_Work instructions_:
Find every line in the records below that contains the word "pick", and copy each such line.

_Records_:
┏━━
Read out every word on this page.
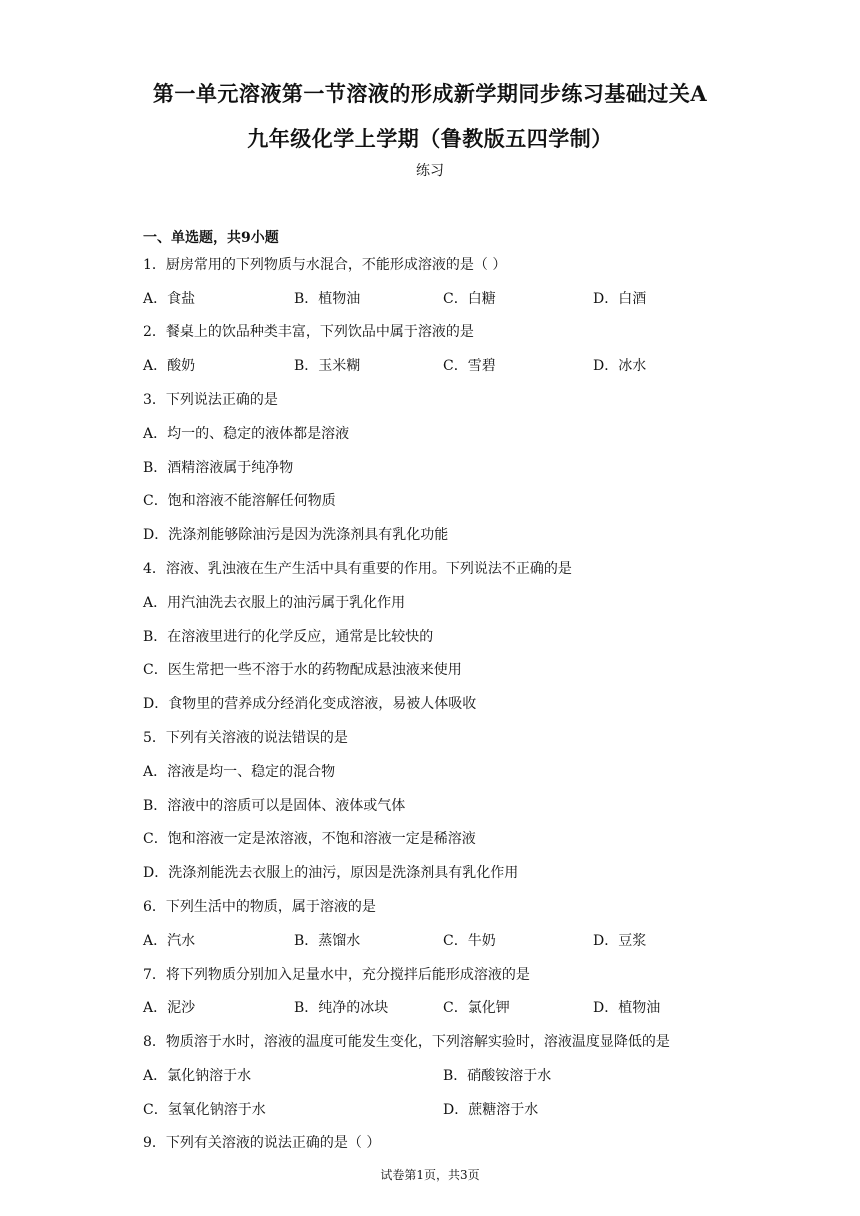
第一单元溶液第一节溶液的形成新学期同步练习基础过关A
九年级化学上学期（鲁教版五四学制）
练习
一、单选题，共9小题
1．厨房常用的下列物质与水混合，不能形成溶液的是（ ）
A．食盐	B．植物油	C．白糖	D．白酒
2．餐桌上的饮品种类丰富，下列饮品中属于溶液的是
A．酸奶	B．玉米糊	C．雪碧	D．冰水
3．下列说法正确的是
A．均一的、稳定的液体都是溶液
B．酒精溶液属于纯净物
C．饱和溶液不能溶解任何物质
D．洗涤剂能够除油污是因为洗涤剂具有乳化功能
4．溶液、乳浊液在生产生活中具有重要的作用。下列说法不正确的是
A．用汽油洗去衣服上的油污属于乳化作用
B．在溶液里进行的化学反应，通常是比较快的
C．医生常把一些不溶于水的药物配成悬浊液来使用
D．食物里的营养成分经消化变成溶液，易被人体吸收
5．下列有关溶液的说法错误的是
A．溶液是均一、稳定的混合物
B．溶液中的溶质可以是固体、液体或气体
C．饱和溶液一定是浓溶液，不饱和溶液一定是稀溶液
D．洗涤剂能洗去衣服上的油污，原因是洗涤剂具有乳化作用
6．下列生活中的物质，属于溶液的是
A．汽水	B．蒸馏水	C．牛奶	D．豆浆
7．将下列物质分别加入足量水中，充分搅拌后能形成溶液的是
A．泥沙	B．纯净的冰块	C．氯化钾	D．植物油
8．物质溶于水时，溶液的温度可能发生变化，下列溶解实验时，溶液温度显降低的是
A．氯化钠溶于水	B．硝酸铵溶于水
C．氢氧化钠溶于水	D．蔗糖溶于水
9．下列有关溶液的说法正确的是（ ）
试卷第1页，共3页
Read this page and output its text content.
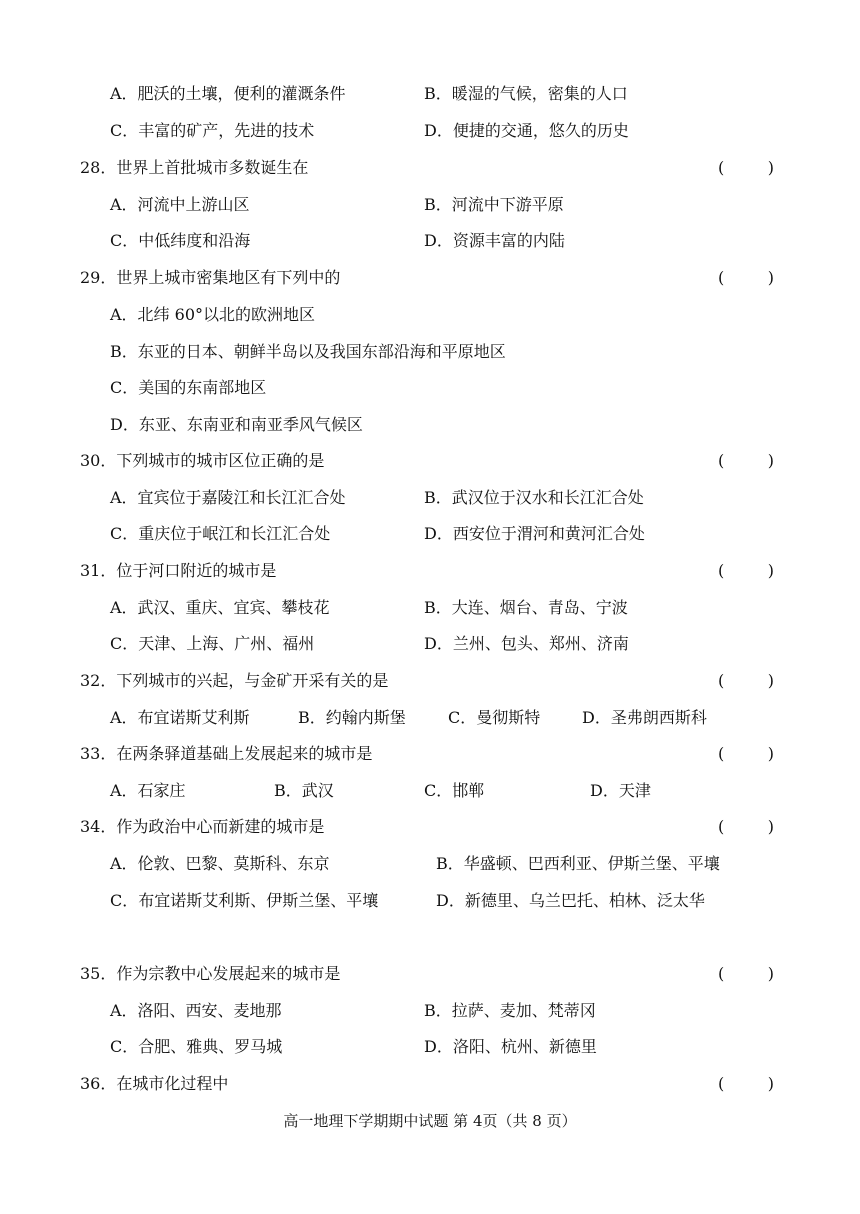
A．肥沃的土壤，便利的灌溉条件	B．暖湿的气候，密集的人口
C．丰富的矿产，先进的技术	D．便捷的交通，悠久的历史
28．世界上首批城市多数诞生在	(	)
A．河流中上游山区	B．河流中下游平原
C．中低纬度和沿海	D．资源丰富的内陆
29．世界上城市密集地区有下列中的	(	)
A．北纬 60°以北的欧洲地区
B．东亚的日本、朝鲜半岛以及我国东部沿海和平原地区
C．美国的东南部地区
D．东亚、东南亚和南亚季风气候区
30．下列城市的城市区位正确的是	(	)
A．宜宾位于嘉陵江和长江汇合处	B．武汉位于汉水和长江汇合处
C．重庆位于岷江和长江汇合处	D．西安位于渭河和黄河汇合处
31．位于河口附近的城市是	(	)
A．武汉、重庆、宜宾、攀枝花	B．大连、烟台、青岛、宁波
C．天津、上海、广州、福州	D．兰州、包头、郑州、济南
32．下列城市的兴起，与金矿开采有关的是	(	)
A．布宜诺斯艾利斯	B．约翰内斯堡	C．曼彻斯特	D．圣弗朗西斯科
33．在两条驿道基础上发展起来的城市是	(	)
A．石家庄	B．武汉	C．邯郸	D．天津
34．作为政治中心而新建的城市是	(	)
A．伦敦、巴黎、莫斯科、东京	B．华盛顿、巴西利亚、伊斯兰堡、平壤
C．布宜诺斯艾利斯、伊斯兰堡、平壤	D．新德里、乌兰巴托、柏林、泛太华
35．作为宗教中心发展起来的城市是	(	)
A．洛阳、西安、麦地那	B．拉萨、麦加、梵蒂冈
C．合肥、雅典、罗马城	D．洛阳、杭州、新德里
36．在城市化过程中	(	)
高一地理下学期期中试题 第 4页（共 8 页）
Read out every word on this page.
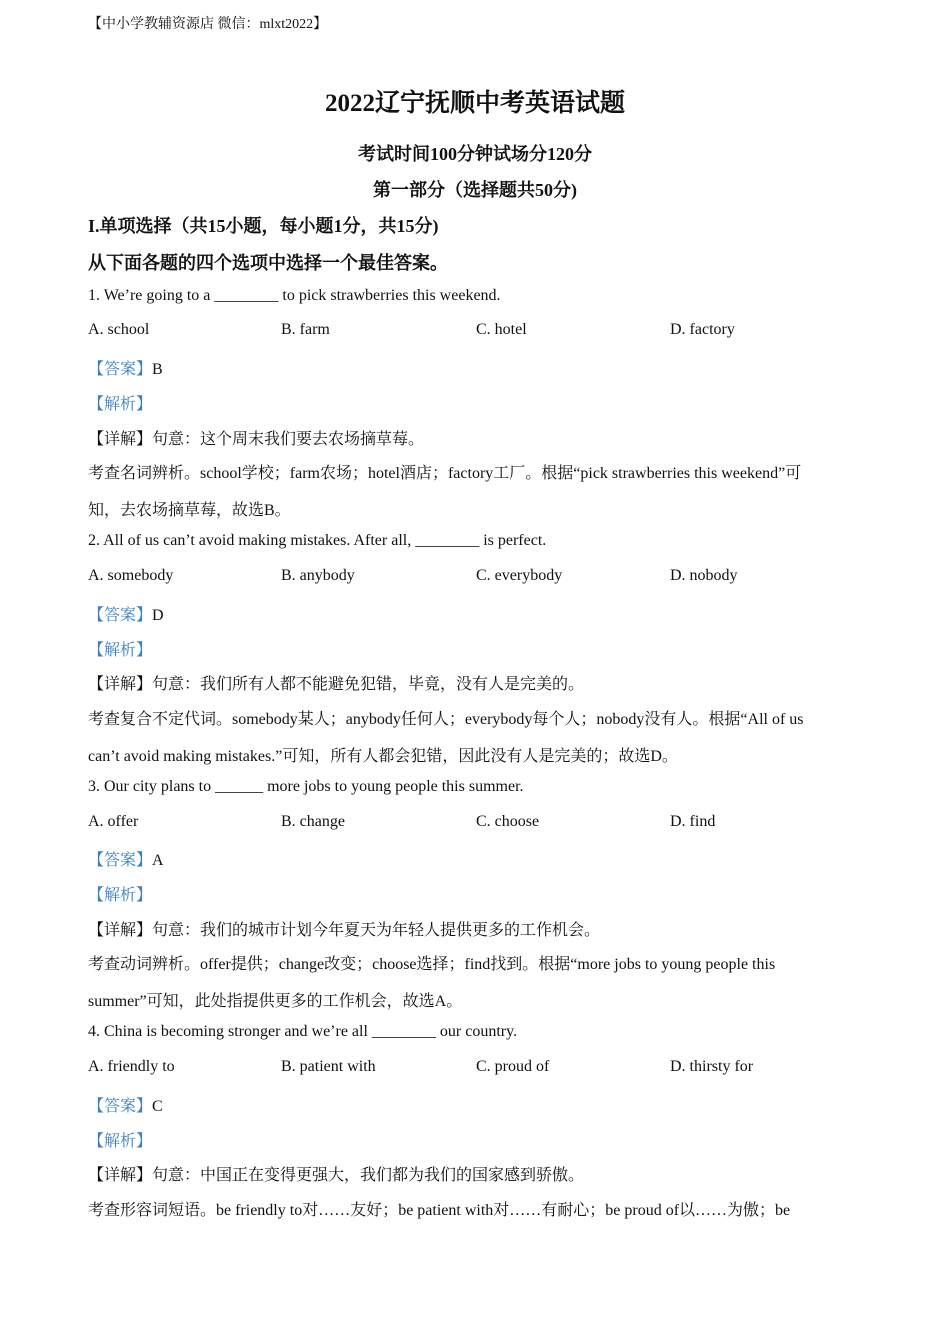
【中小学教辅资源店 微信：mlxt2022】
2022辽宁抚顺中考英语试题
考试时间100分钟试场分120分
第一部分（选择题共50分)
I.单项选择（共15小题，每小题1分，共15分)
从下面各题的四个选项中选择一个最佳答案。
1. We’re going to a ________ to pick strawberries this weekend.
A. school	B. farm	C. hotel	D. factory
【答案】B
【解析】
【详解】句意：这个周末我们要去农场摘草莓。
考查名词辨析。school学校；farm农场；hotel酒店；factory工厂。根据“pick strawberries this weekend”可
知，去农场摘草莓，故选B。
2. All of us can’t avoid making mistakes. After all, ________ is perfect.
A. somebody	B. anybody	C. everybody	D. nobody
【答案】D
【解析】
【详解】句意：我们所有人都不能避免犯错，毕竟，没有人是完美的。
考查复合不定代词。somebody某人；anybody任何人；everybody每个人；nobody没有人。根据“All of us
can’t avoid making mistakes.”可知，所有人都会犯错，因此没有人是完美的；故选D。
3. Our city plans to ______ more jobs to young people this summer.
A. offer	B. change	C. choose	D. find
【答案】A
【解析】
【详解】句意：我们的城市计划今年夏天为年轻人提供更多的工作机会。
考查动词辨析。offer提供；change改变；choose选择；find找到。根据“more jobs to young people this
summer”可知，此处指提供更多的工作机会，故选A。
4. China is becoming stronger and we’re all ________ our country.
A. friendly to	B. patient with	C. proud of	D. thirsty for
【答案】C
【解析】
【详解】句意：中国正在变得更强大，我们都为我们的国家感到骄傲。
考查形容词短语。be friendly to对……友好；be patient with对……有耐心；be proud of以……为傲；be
┗━━
_Completed exercise_:
1. We’re going to a ________ to pick strawberries this weekend.
考查名词辨析。school学校；farm农场；hotel酒店；factory工厂。根据“pick strawberries this weekend”可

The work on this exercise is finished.